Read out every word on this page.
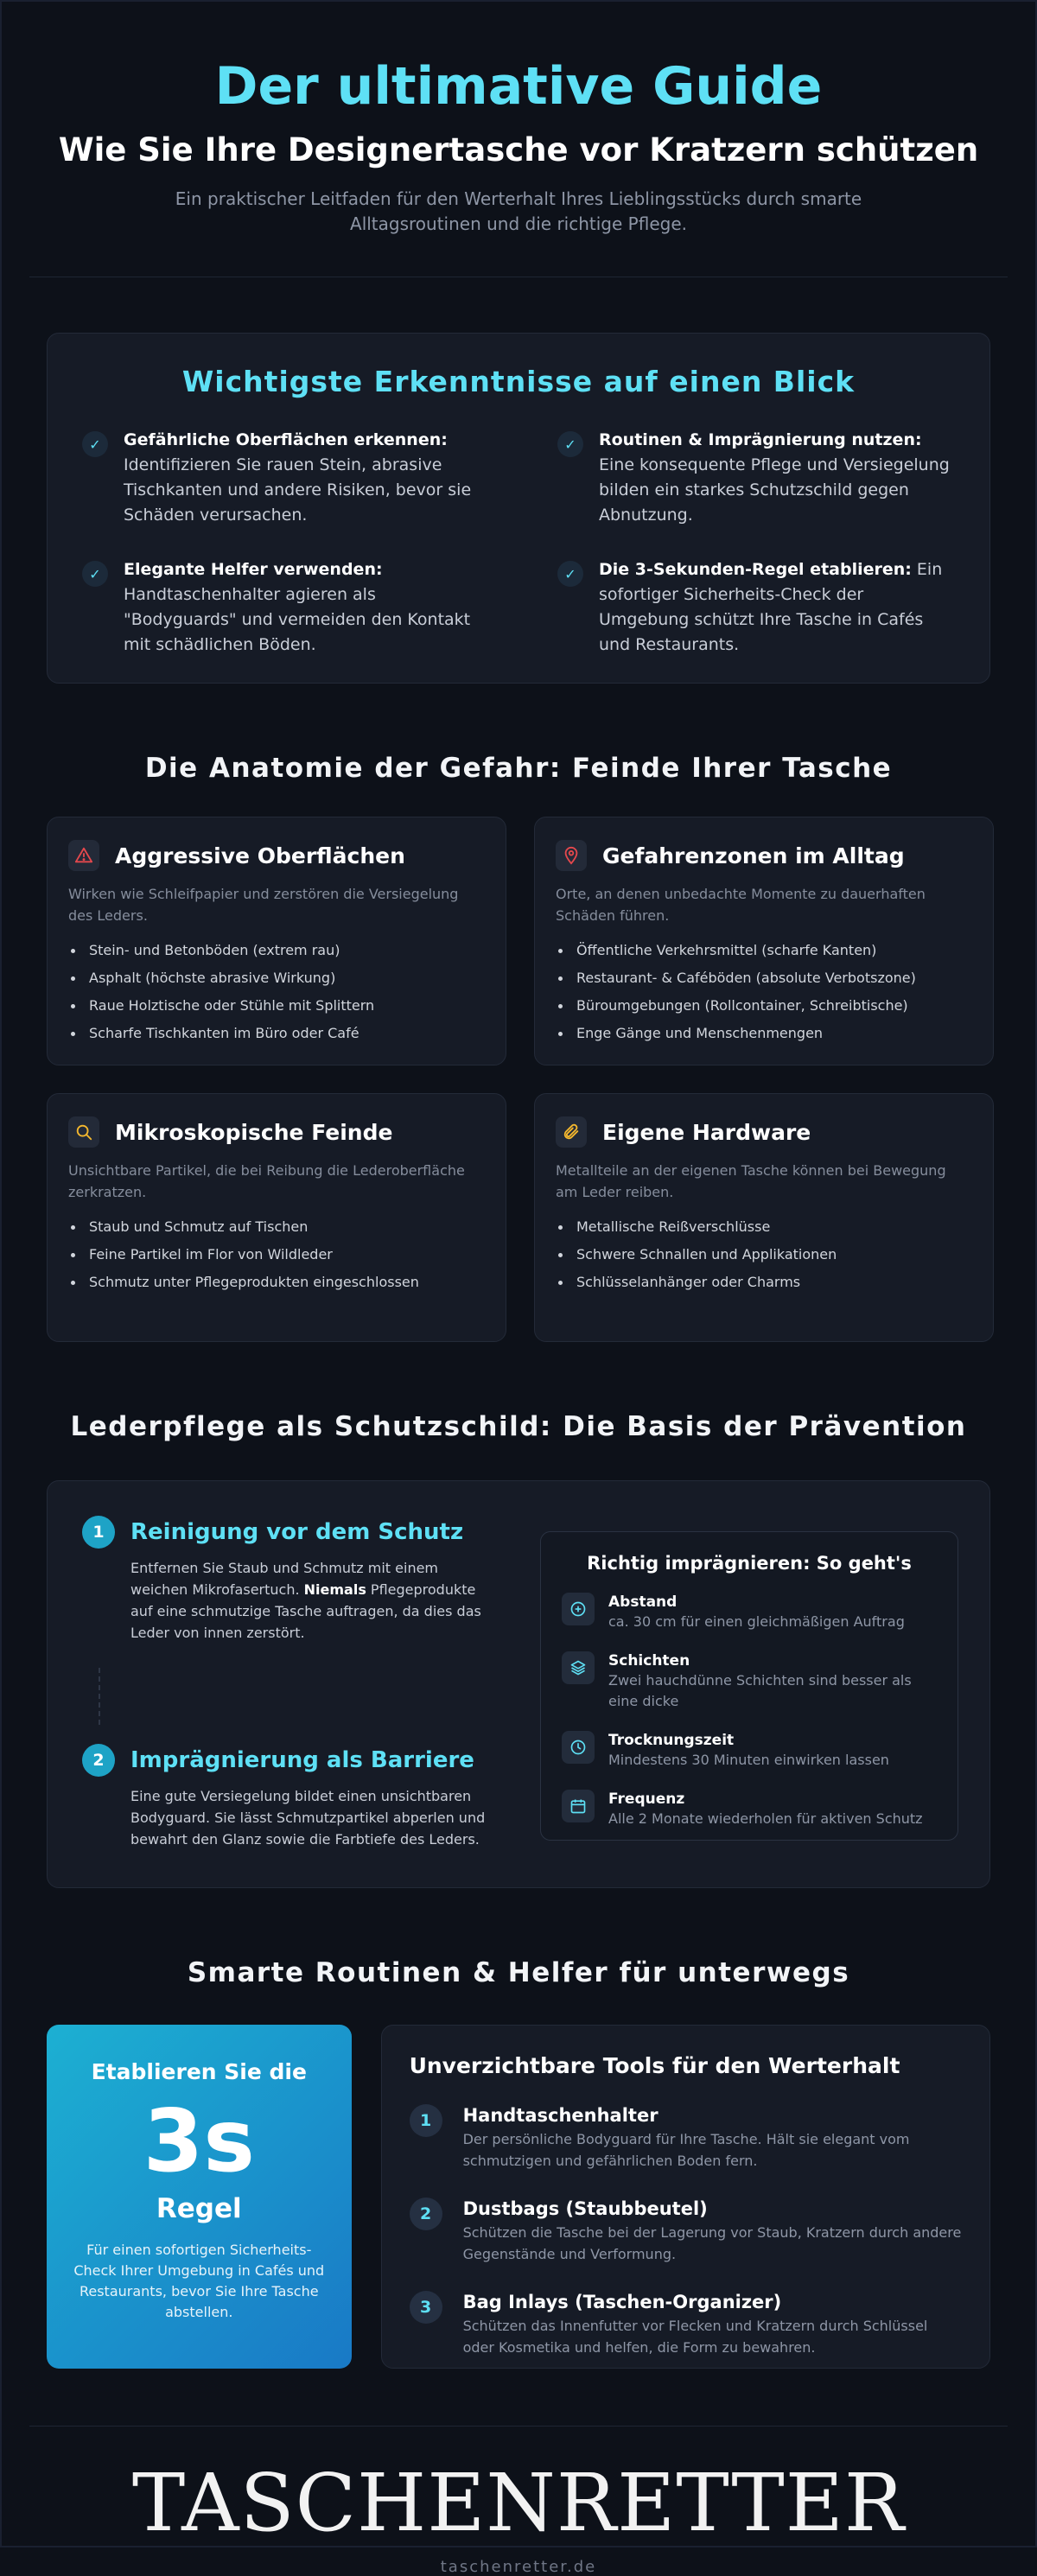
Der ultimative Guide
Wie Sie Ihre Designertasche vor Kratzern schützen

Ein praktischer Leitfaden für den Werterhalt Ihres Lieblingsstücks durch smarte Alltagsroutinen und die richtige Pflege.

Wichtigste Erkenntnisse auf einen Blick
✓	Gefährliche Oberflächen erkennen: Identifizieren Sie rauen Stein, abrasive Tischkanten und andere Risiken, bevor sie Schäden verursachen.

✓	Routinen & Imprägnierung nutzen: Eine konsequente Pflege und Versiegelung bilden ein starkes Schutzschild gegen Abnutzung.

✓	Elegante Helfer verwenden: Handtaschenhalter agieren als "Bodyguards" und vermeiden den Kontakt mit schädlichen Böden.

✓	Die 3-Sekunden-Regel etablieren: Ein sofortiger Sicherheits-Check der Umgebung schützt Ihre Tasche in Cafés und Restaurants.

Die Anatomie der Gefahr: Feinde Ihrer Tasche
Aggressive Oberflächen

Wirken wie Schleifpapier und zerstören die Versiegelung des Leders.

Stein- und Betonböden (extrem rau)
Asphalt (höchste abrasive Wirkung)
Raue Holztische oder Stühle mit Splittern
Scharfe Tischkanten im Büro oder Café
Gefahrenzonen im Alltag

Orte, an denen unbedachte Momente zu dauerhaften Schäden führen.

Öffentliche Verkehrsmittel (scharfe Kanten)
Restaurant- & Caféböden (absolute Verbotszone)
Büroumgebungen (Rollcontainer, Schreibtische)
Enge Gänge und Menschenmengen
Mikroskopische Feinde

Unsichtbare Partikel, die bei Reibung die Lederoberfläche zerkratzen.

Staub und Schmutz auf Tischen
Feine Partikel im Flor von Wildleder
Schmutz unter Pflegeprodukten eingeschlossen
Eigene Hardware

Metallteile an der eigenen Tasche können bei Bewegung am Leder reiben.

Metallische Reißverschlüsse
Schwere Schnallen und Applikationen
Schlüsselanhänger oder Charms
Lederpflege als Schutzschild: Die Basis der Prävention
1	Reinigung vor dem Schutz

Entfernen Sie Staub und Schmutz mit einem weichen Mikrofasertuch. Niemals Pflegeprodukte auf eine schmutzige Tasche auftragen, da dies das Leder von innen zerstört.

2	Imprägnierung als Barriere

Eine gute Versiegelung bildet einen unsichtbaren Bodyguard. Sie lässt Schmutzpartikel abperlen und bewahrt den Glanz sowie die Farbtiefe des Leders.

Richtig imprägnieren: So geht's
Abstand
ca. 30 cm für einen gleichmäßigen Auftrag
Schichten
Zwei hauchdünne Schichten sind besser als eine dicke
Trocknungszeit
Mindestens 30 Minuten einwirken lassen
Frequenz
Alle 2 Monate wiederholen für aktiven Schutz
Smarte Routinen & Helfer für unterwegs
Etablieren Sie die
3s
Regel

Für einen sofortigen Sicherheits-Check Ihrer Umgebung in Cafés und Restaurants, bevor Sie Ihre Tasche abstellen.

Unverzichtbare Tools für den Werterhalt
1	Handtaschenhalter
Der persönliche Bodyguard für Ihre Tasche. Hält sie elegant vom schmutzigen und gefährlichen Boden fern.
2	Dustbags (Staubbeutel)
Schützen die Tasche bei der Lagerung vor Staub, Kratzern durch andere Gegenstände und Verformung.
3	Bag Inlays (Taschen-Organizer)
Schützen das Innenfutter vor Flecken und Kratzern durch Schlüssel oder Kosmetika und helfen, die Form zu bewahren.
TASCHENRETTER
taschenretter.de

---

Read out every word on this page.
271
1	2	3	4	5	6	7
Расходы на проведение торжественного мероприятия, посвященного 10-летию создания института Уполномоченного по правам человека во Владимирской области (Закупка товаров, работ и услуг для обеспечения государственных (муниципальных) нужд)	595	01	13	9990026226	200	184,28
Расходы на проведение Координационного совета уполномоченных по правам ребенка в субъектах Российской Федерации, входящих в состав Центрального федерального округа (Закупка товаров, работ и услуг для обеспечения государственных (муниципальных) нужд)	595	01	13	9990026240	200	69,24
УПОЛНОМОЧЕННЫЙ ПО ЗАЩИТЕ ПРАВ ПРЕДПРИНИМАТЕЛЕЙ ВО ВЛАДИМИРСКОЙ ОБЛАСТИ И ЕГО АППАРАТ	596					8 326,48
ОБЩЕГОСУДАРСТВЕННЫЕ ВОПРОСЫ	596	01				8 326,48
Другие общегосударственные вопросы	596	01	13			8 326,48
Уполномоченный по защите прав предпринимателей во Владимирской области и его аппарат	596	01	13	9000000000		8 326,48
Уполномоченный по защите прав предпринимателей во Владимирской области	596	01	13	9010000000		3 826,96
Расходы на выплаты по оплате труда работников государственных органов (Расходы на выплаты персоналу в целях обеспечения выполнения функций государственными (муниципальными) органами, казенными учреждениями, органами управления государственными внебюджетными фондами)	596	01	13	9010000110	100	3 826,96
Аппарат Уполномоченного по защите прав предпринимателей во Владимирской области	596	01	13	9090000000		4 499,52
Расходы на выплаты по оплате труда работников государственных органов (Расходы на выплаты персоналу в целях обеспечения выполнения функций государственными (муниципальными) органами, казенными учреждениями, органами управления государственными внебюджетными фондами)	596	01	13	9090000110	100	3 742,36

--

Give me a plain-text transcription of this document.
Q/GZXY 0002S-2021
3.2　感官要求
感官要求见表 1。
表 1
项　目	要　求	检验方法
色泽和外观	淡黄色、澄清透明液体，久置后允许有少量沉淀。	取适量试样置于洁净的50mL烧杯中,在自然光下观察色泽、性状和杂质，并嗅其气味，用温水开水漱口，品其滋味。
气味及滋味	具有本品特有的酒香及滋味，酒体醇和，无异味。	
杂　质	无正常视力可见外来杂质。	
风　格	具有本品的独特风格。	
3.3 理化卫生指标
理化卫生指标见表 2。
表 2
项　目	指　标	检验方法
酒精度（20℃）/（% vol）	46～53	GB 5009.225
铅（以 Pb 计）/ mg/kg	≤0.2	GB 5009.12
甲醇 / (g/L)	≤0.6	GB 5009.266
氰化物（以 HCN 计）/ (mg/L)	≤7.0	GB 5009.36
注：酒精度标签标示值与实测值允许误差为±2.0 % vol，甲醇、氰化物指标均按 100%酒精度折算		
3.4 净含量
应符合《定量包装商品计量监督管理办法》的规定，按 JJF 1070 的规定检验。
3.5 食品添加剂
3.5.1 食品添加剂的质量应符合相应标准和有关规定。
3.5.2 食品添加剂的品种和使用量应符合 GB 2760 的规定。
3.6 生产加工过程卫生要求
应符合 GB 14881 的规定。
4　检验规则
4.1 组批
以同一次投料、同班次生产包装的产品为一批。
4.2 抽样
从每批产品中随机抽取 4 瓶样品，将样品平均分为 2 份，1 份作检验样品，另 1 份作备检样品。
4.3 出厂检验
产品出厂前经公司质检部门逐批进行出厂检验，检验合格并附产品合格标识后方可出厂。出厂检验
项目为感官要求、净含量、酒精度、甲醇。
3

Exercise brief: Sift through the entries and copy every line with "Feinde".

Correct answer:
Die Anatomie der Gefahr: Feinde Ihrer Tasche
Mikroskopische Feinde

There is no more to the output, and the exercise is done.